Repeat each entry as written and leave the images out of the copy.

______________________________

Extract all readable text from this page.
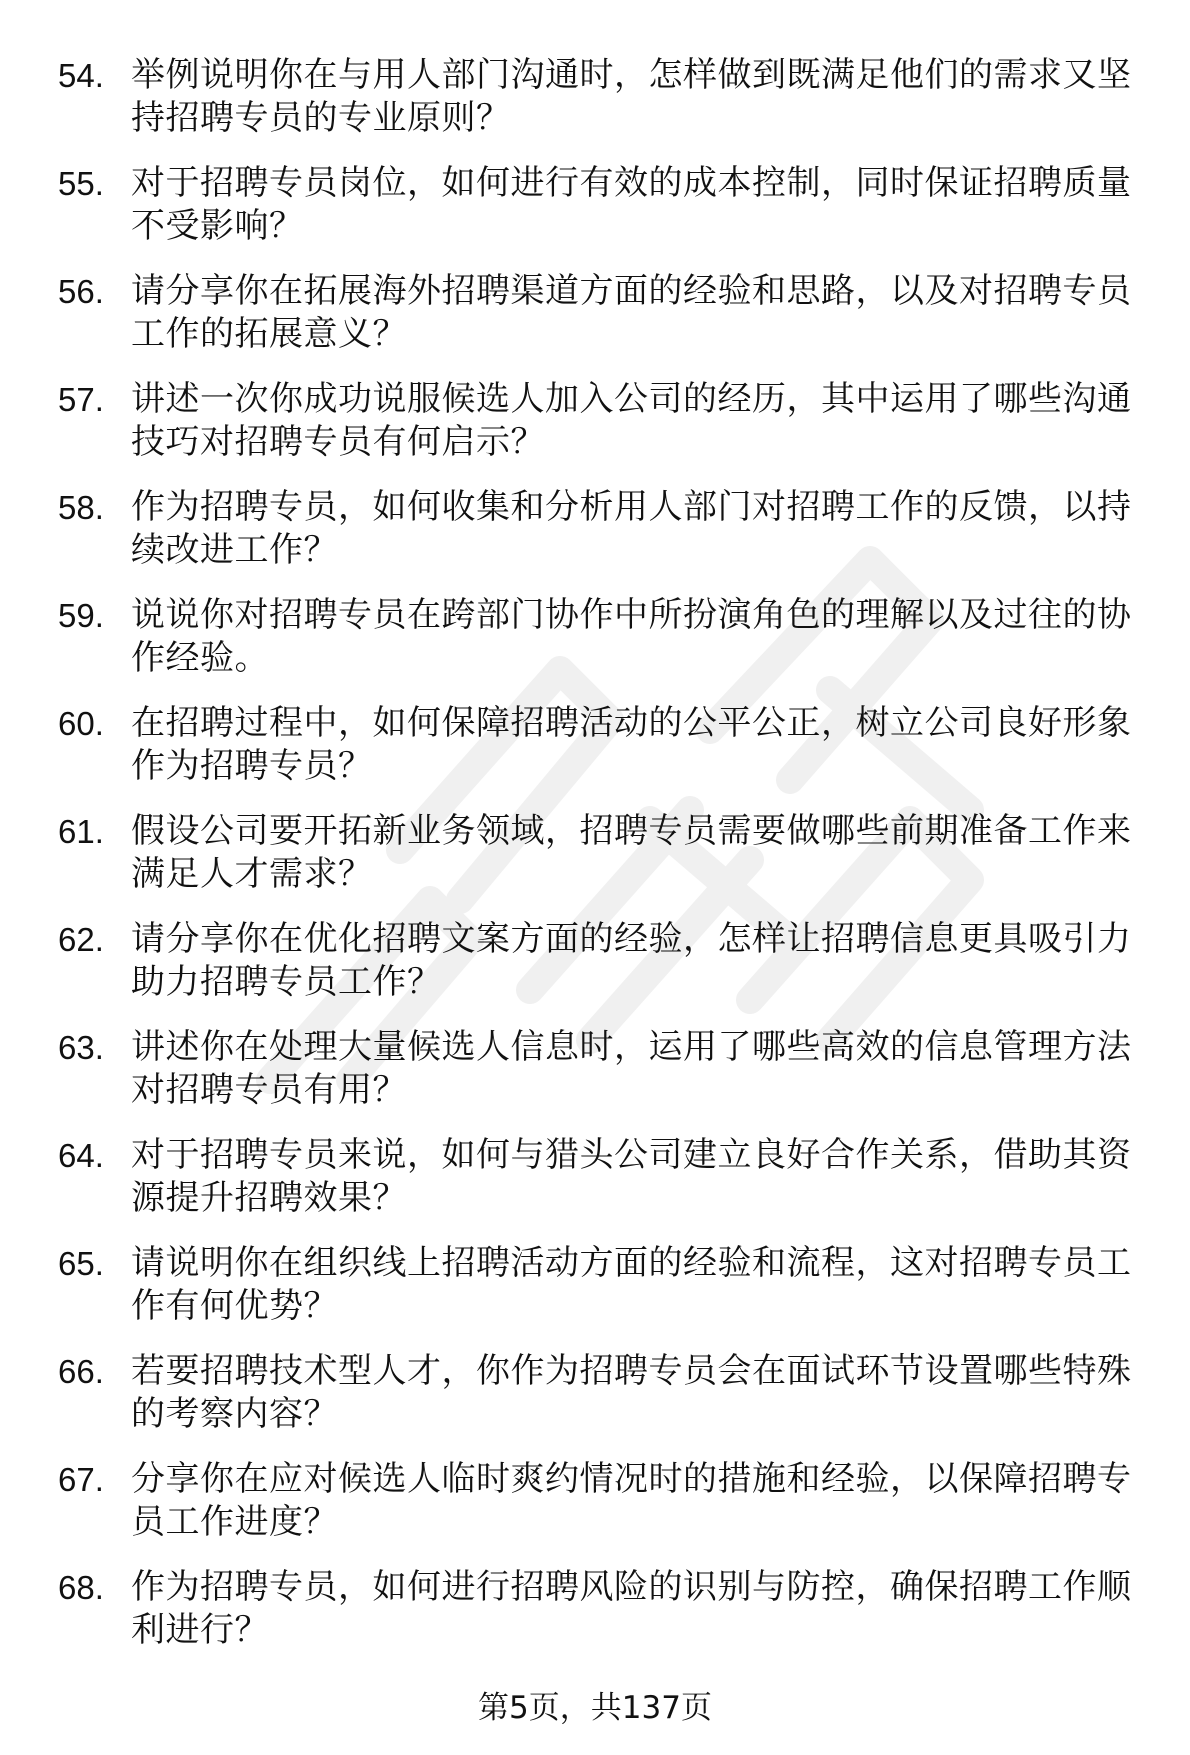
54. 举例说明你在与用人部门沟通时，怎样做到既满足他们的需求又坚持招聘专员的专业原则？
55. 对于招聘专员岗位，如何进行有效的成本控制，同时保证招聘质量不受影响？
56. 请分享你在拓展海外招聘渠道方面的经验和思路，以及对招聘专员工作的拓展意义？
57. 讲述一次你成功说服候选人加入公司的经历，其中运用了哪些沟通技巧对招聘专员有何启示？
58. 作为招聘专员，如何收集和分析用人部门对招聘工作的反馈，以持续改进工作？
59. 说说你对招聘专员在跨部门协作中所扮演角色的理解以及过往的协作经验。
60. 在招聘过程中，如何保障招聘活动的公平公正，树立公司良好形象作为招聘专员？
61. 假设公司要开拓新业务领域，招聘专员需要做哪些前期准备工作来满足人才需求？
62. 请分享你在优化招聘文案方面的经验，怎样让招聘信息更具吸引力助力招聘专员工作？
63. 讲述你在处理大量候选人信息时，运用了哪些高效的信息管理方法对招聘专员有用？
64. 对于招聘专员来说，如何与猎头公司建立良好合作关系，借助其资源提升招聘效果？
65. 请说明你在组织线上招聘活动方面的经验和流程，这对招聘专员工作有何优势？
66. 若要招聘技术型人才，你作为招聘专员会在面试环节设置哪些特殊的考察内容？
67. 分享你在应对候选人临时爽约情况时的措施和经验，以保障招聘专员工作进度？
68. 作为招聘专员，如何进行招聘风险的识别与防控，确保招聘工作顺利进行？
第5页，共137页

______________________________

▸ Solution to this exercise
Extract all readable text from this page.
54. 举例说明你在与用人部门沟通时，怎样做到既满足他们的需求又坚持招聘专员的专业原则？
55. 对于招聘专员岗位，如何进行有效的成本控制，同时保证招聘质量不受影响？
56. 请分享你在拓展海外招聘渠道方面的经验和思路，以及对招聘专员工作的拓展意义？
57. 讲述一次你成功说服候选人加入公司的经历，其中运用了哪些沟通技巧对招聘专员有何启示？
58. 作为招聘专员，如何收集和分析用人部门对招聘工作的反馈，以持续改进工作？
59. 说说你对招聘专员在跨部门协作中所扮演角色的理解以及过往的协作经验。
60. 在招聘过程中，如何保障招聘活动的公平公正，树立公司良好形象作为招聘专员？
61. 假设公司要开拓新业务领域，招聘专员需要做哪些前期准备工作来满足人才需求？
62. 请分享你在优化招聘文案方面的经验，怎样让招聘信息更具吸引力助力招聘专员工作？
63. 讲述你在处理大量候选人信息时，运用了哪些高效的信息管理方法对招聘专员有用？
64. 对于招聘专员来说，如何与猎头公司建立良好合作关系，借助其资源提升招聘效果？
65. 请说明你在组织线上招聘活动方面的经验和流程，这对招聘专员工作有何优势？
66. 若要招聘技术型人才，你作为招聘专员会在面试环节设置哪些特殊的考察内容？
67. 分享你在应对候选人临时爽约情况时的措施和经验，以保障招聘专员工作进度？
68. 作为招聘专员，如何进行招聘风险的识别与防控，确保招聘工作顺利进行？
第5页，共137页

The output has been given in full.